> WHAT THE TASK ASKS
Reproduce all of the listing below without alteration.

** Begin MATERIAL FOR THIS TASK **

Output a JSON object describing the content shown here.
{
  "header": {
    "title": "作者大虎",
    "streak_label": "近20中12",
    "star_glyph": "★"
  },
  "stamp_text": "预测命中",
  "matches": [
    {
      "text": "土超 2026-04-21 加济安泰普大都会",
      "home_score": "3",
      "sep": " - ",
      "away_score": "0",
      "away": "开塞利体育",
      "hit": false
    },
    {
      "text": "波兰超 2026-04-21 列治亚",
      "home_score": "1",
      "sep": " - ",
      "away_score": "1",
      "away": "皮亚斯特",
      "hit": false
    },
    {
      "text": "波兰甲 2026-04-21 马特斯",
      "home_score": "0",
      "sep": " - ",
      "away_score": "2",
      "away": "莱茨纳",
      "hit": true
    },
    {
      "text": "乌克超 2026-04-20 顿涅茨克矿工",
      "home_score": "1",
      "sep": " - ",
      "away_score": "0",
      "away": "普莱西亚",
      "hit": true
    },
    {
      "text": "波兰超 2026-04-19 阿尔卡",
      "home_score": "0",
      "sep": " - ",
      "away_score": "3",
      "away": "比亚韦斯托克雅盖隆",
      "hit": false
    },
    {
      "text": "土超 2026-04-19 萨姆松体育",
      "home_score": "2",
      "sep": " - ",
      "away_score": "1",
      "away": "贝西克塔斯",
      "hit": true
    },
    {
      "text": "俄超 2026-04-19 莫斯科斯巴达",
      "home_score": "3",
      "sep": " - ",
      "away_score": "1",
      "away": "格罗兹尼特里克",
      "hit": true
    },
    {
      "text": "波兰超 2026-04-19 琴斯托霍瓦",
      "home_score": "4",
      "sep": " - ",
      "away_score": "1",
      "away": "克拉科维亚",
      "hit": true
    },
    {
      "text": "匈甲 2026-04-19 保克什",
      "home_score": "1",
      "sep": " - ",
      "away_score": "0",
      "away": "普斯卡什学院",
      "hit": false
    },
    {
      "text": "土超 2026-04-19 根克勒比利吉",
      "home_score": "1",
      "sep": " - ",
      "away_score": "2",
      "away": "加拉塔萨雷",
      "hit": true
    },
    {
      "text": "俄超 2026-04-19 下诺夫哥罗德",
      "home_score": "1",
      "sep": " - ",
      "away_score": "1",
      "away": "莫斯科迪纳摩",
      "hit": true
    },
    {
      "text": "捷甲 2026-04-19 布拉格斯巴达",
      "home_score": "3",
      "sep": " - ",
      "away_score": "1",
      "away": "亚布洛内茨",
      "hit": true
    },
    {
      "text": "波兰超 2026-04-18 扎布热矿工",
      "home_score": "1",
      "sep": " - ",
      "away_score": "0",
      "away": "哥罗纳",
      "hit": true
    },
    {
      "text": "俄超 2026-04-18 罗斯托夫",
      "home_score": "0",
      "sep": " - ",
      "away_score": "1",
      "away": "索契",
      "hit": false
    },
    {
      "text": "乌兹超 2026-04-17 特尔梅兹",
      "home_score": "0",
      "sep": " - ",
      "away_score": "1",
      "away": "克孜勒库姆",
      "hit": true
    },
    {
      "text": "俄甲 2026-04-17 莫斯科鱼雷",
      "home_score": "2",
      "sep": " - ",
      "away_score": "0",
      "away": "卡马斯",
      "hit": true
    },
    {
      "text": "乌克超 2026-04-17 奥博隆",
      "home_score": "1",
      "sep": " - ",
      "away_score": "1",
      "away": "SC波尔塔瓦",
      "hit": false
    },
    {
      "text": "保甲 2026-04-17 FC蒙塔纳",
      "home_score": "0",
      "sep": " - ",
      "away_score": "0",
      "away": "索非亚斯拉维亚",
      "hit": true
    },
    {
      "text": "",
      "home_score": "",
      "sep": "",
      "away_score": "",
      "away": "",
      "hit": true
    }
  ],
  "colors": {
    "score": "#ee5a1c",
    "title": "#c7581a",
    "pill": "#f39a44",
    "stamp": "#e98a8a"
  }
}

** End MATERIAL FOR THIS TASK **

> RESULT BELOW
Output a JSON object describing the content shown here.
{
  "header": {
    "title": "作者大虎",
    "streak_label": "近20中12",
    "star_glyph": "★"
  },
  "stamp_text": "预测命中",
  "matches": [
    {
      "text": "土超 2026-04-21 加济安泰普大都会",
      "home_score": "3",
      "sep": " - ",
      "away_score": "0",
      "away": "开塞利体育",
      "hit": false
    },
    {
      "text": "波兰超 2026-04-21 列治亚",
      "home_score": "1",
      "sep": " - ",
      "away_score": "1",
      "away": "皮亚斯特",
      "hit": false
    },
    {
      "text": "波兰甲 2026-04-21 马特斯",
      "home_score": "0",
      "sep": " - ",
      "away_score": "2",
      "away": "莱茨纳",
      "hit": true
    },
    {
      "text": "乌克超 2026-04-20 顿涅茨克矿工",
      "home_score": "1",
      "sep": " - ",
      "away_score": "0",
      "away": "普莱西亚",
      "hit": true
    },
    {
      "text": "波兰超 2026-04-19 阿尔卡",
      "home_score": "0",
      "sep": " - ",
      "away_score": "3",
      "away": "比亚韦斯托克雅盖隆",
      "hit": false
    },
    {
      "text": "土超 2026-04-19 萨姆松体育",
      "home_score": "2",
      "sep": " - ",
      "away_score": "1",
      "away": "贝西克塔斯",
      "hit": true
    },
    {
      "text": "俄超 2026-04-19 莫斯科斯巴达",
      "home_score": "3",
      "sep": " - ",
      "away_score": "1",
      "away": "格罗兹尼特里克",
      "hit": true
    },
    {
      "text": "波兰超 2026-04-19 琴斯托霍瓦",
      "home_score": "4",
      "sep": " - ",
      "away_score": "1",
      "away": "克拉科维亚",
      "hit": true
    },
    {
      "text": "匈甲 2026-04-19 保克什",
      "home_score": "1",
      "sep": " - ",
      "away_score": "0",
      "away": "普斯卡什学院",
      "hit": false
    },
    {
      "text": "土超 2026-04-19 根克勒比利吉",
      "home_score": "1",
      "sep": " - ",
      "away_score": "2",
      "away": "加拉塔萨雷",
      "hit": true
    },
    {
      "text": "俄超 2026-04-19 下诺夫哥罗德",
      "home_score": "1",
      "sep": " - ",
      "away_score": "1",
      "away": "莫斯科迪纳摩",
      "hit": true
    },
    {
      "text": "捷甲 2026-04-19 布拉格斯巴达",
      "home_score": "3",
      "sep": " - ",
      "away_score": "1",
      "away": "亚布洛内茨",
      "hit": true
    },
    {
      "text": "波兰超 2026-04-18 扎布热矿工",
      "home_score": "1",
      "sep": " - ",
      "away_score": "0",
      "away": "哥罗纳",
      "hit": true
    },
    {
      "text": "俄超 2026-04-18 罗斯托夫",
      "home_score": "0",
      "sep": " - ",
      "away_score": "1",
      "away": "索契",
      "hit": false
    },
    {
      "text": "乌兹超 2026-04-17 特尔梅兹",
      "home_score": "0",
      "sep": " - ",
      "away_score": "1",
      "away": "克孜勒库姆",
      "hit": true
    },
    {
      "text": "俄甲 2026-04-17 莫斯科鱼雷",
      "home_score": "2",
      "sep": " - ",
      "away_score": "0",
      "away": "卡马斯",
      "hit": true
    },
    {
      "text": "乌克超 2026-04-17 奥博隆",
      "home_score": "1",
      "sep": " - ",
      "away_score": "1",
      "away": "SC波尔塔瓦",
      "hit": false
    },
    {
      "text": "保甲 2026-04-17 FC蒙塔纳",
      "home_score": "0",
      "sep": " - ",
      "away_score": "0",
      "away": "索非亚斯拉维亚",
      "hit": true
    },
    {
      "text": "",
      "home_score": "",
      "sep": "",
      "away_score": "",
      "away": "",
      "hit": true
    }
  ],
  "colors": {
    "score": "#ee5a1c",
    "title": "#c7581a",
    "pill": "#f39a44",
    "stamp": "#e98a8a"
  }
}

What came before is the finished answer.